[Data for the task]

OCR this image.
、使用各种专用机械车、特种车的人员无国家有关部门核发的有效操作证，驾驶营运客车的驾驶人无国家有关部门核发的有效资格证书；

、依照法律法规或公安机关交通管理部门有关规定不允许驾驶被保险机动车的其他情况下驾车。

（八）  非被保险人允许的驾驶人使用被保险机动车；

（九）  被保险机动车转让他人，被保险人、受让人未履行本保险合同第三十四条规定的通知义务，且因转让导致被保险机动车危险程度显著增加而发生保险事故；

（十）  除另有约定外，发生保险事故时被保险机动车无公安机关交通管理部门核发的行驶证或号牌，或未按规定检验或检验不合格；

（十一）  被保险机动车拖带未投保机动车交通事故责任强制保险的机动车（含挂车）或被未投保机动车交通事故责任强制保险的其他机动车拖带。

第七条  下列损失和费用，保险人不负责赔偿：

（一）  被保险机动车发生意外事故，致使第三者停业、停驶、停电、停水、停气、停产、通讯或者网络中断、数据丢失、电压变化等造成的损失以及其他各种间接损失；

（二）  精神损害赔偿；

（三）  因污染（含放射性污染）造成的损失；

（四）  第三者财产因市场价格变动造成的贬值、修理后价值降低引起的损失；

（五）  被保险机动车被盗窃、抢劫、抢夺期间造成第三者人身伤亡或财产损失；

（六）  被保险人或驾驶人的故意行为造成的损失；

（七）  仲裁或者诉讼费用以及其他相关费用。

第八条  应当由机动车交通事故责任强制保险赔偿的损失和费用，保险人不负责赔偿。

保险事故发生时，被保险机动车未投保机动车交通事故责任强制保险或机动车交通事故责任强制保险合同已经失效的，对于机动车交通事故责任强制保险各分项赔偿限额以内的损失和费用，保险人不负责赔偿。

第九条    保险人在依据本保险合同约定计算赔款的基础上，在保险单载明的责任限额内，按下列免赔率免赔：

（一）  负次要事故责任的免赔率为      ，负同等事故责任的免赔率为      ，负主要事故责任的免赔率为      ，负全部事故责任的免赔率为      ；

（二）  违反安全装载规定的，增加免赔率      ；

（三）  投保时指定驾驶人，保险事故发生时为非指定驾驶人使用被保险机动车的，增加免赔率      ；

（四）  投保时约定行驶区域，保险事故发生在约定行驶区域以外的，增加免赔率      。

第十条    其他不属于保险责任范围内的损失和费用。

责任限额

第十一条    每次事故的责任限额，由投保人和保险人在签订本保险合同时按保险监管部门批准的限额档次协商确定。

[Task prompt]
Copy out every line of the data that includes "保险人不负责赔偿".

[Result for this task]
第七条  下列损失和费用，保险人不负责赔偿：
第八条  应当由机动车交通事故责任强制保险赔偿的损失和费用，保险人不负责赔偿。
保险事故发生时，被保险机动车未投保机动车交通事故责任强制保险或机动车交通事故责任强制保险合同已经失效的，对于机动车交通事故责任强制保险各分项赔偿限额以内的损失和费用，保险人不负责赔偿。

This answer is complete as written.